◆ Stated goal ◆
Reproduce verbatim the lines running from the one that contains "watermark-url: www.jsgho.com bbox=[268, 380, 419, 400]" through the end of the records.

◆ Listed entries ◆
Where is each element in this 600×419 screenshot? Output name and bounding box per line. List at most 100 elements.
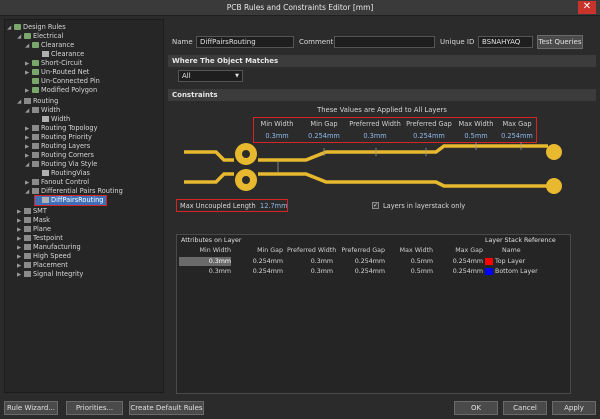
layer-color-swatch [485, 268, 493, 275]
expand-arrow-icon[interactable]: ◢ [7, 24, 14, 33]
close-button[interactable]: ✕ [578, 1, 596, 14]
tree-item-manufacturing[interactable]: ▶ Manufacturing [17, 243, 81, 252]
constraint-value[interactable]: 0.254mm [500, 132, 534, 140]
tree-item-label: Width [51, 115, 71, 123]
rule-icon [32, 188, 39, 194]
expand-arrow-icon[interactable]: ▶ [25, 87, 32, 96]
create-default-rules-button[interactable]: Create Default Rules [129, 401, 204, 415]
tree-item-routingvias[interactable]: RoutingVias [35, 169, 90, 178]
tree-item-placement[interactable]: ▶ Placement [17, 261, 68, 270]
tree-item-clearance[interactable]: ◢ Clearance [25, 41, 74, 50]
tree-item-diffpairsrouting[interactable]: DiffPairsRouting [33, 195, 108, 206]
attribute-cell[interactable]: 0.5mm [387, 267, 433, 276]
tree-item-electrical[interactable]: ◢ Electrical [17, 32, 63, 41]
pad-top-right [546, 144, 562, 160]
tree-item-fanout-control[interactable]: ▶ Fanout Control [25, 178, 89, 187]
tree-item-routing-topology[interactable]: ▶ Routing Topology [25, 124, 98, 133]
tree-item-design-rules[interactable]: ◢ Design Rules [7, 23, 66, 32]
window-title: PCB Rules and Constraints Editor [mm] [226, 3, 374, 12]
tree-item-label: Un-Routed Net [41, 68, 90, 76]
tree-item-routing-layers[interactable]: ▶ Routing Layers [25, 142, 90, 151]
tree-item-clearance[interactable]: Clearance [35, 50, 84, 59]
tree-item-label: Routing Via Style [41, 160, 98, 168]
attribute-cell[interactable]: 0.254mm [435, 257, 483, 266]
constraint-value[interactable]: 0.5mm [455, 132, 497, 140]
attribute-cell[interactable]: 0.254mm [235, 257, 283, 266]
rule-icon [24, 33, 31, 39]
expand-arrow-icon[interactable]: ◢ [17, 33, 24, 42]
comment-input[interactable] [334, 36, 435, 48]
tree-item-signal-integrity[interactable]: ▶ Signal Integrity [17, 270, 83, 279]
tree-item-routing-priority[interactable]: ▶ Routing Priority [25, 133, 92, 142]
tree-item-width[interactable]: ◢ Width [25, 106, 60, 115]
ok-button[interactable]: OK [454, 401, 498, 415]
tree-item-high-speed[interactable]: ▶ High Speed [17, 252, 71, 261]
attributes-column-header: Max Width [399, 247, 433, 254]
constraints-section-header: Constraints [168, 89, 596, 101]
tree-item-smt[interactable]: ▶ SMT [17, 207, 47, 216]
max-uncoupled-label: Max Uncoupled Length [180, 202, 256, 210]
tree-item-un-routed-net[interactable]: ▶ Un-Routed Net [25, 68, 89, 77]
expand-arrow-icon[interactable]: ▶ [17, 271, 24, 280]
cancel-button[interactable]: Cancel [503, 401, 547, 415]
constraint-value[interactable]: 0.254mm [304, 132, 344, 140]
tree-item-un-connected-pin[interactable]: Un-Connected Pin [25, 77, 100, 86]
rule-icon [32, 134, 39, 140]
layers-in-stack-checkbox[interactable]: ✓ [372, 202, 379, 209]
tree-item-mask[interactable]: ▶ Mask [17, 216, 50, 225]
constraint-value[interactable]: 0.254mm [406, 132, 452, 140]
attribute-cell[interactable]: 0.3mm [179, 257, 231, 266]
comment-label: Comment [299, 38, 334, 46]
constraint-header: Preferred Width [349, 120, 401, 128]
rule-wizard-button[interactable]: Rule Wizard... [4, 401, 58, 415]
attribute-cell[interactable]: 0.3mm [287, 257, 333, 266]
constraint-value[interactable]: 0.3mm [346, 132, 404, 140]
tree-item-label: Plane [33, 225, 52, 233]
tree-item-differential-pairs-routing[interactable]: ◢ Differential Pairs Routing [25, 187, 123, 196]
rules-tree[interactable]: ◢ Design Rules ◢ Electrical ◢ Clearance Cleara… [4, 19, 164, 393]
test-queries-button[interactable]: Test Queries [537, 35, 583, 49]
rule-icon [42, 170, 49, 176]
constraint-header: Min Width [260, 120, 294, 128]
expand-arrow-icon[interactable]: ◢ [17, 98, 24, 107]
rule-icon [24, 271, 31, 277]
trace-top-main [258, 144, 548, 162]
rule-icon [32, 69, 39, 75]
name-input[interactable]: DiffPairsRouting [196, 36, 294, 48]
tree-item-label: Placement [33, 261, 68, 269]
via-top-hole [242, 150, 250, 158]
rule-icon [32, 152, 39, 158]
attribute-cell[interactable]: 0.3mm [179, 267, 231, 276]
attribute-cell[interactable]: 0.254mm [435, 267, 483, 276]
max-uncoupled-value[interactable]: 12.7mm [260, 202, 288, 210]
tree-item-label: Short-Circuit [41, 59, 83, 67]
expand-arrow-icon[interactable]: ◢ [25, 107, 32, 116]
attribute-cell[interactable]: 0.254mm [335, 257, 385, 266]
expand-arrow-icon[interactable]: ◢ [25, 161, 32, 170]
tree-item-testpoint[interactable]: ▶ Testpoint [17, 234, 63, 243]
attribute-cell[interactable]: 0.254mm [335, 267, 385, 276]
tree-item-label: Design Rules [23, 23, 66, 31]
constraint-header: Min Gap [310, 120, 338, 128]
attribute-cell[interactable]: 0.254mm [235, 267, 283, 276]
priorities-button[interactable]: Priorities... [66, 401, 123, 415]
attribute-cell[interactable]: 0.3mm [287, 267, 333, 276]
rule-icon [32, 87, 39, 93]
where-dropdown[interactable]: All ▼ [178, 70, 243, 82]
tree-item-short-circuit[interactable]: ▶ Short-Circuit [25, 59, 82, 68]
tree-item-routing-via-style[interactable]: ◢ Routing Via Style [25, 160, 97, 169]
name-label: Name [172, 38, 193, 46]
expand-arrow-icon[interactable]: ◢ [25, 42, 32, 51]
rule-icon [24, 217, 31, 223]
unique-id-input[interactable]: BSNAHYAQ [478, 36, 533, 48]
tree-item-plane[interactable]: ▶ Plane [17, 225, 51, 234]
constraint-value[interactable]: 0.3mm [257, 132, 297, 140]
tree-item-routing-corners[interactable]: ▶ Routing Corners [25, 151, 94, 160]
tree-item-modified-polygon[interactable]: ▶ Modified Polygon [25, 86, 97, 95]
tree-item-label: Routing Topology [41, 124, 98, 132]
apply-button[interactable]: Apply [552, 401, 596, 415]
tree-item-width[interactable]: Width [35, 115, 70, 124]
attribute-cell[interactable]: 0.5mm [387, 257, 433, 266]
tree-item-routing[interactable]: ◢ Routing [17, 97, 58, 106]
expand-arrow-icon[interactable]: ◢ [25, 188, 32, 197]
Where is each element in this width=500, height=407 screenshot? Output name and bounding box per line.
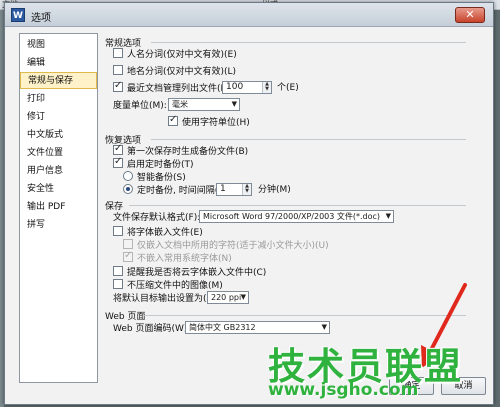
watermark-url: www.jsgho.com bbox=[268, 380, 419, 400]
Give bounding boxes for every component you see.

◆ Exercise result ◆
watermark-url: www.jsgho.com bbox=[268, 380, 419, 400]
Give bounding boxes for every component you see.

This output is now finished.